Look through the material below for "irrelevant". Copy every line that contains it.
--- START OF DATA FOR PROCESSING ---
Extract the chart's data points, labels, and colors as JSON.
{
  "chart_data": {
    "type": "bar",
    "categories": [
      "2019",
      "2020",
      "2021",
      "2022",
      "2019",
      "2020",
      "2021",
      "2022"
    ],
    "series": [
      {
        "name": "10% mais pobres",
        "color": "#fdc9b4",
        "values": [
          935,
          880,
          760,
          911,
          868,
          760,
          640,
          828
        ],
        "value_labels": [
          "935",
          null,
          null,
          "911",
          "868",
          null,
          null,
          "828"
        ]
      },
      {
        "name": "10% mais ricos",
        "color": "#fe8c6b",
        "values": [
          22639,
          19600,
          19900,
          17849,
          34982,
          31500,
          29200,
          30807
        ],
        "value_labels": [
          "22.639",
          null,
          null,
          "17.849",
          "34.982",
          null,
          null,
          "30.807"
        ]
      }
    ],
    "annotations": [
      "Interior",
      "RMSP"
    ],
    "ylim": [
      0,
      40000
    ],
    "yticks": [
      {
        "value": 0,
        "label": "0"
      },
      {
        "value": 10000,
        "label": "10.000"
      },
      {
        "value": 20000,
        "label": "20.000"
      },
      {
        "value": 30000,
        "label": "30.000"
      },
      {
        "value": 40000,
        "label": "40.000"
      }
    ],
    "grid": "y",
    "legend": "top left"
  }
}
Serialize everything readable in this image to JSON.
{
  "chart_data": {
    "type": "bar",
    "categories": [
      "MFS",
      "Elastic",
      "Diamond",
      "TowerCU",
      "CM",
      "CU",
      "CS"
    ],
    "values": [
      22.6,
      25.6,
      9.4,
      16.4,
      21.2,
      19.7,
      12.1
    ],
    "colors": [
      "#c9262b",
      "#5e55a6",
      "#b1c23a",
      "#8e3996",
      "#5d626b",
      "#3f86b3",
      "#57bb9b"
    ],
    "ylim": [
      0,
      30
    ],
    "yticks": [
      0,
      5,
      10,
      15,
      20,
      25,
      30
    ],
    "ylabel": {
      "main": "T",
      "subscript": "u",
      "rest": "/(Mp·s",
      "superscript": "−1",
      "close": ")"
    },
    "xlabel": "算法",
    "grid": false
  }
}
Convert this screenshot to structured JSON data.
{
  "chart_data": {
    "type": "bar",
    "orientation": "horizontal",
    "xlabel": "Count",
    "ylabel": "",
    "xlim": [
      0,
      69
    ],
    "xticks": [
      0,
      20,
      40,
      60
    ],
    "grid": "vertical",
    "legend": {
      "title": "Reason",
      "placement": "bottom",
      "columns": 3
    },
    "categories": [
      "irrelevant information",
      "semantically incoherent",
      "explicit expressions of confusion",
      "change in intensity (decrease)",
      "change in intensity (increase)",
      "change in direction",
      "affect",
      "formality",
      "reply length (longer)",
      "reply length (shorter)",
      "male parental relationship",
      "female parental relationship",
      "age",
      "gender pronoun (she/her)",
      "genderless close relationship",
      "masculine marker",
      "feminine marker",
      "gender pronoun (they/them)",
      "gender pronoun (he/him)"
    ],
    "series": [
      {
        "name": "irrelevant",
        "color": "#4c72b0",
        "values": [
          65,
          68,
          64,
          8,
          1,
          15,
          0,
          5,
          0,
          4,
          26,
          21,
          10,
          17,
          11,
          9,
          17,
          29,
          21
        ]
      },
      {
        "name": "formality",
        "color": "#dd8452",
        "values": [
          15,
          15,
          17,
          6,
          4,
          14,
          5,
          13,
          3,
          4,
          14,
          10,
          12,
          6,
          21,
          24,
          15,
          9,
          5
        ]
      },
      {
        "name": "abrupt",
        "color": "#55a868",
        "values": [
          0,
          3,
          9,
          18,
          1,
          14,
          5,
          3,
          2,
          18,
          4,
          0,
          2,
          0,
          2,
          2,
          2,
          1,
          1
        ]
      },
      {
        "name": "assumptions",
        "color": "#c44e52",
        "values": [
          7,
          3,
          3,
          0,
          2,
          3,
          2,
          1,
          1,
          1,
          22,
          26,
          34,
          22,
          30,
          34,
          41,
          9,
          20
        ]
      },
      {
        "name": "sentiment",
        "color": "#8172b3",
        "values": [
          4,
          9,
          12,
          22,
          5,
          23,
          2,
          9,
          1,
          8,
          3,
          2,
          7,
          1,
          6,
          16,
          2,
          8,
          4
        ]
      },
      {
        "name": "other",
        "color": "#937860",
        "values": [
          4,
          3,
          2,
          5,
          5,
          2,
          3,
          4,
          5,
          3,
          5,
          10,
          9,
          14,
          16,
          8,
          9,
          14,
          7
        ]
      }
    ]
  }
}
--- END OF DATA FOR PROCESSING ---
__FULL OUTPUT__.
      "irrelevant information",
        "name": "irrelevant",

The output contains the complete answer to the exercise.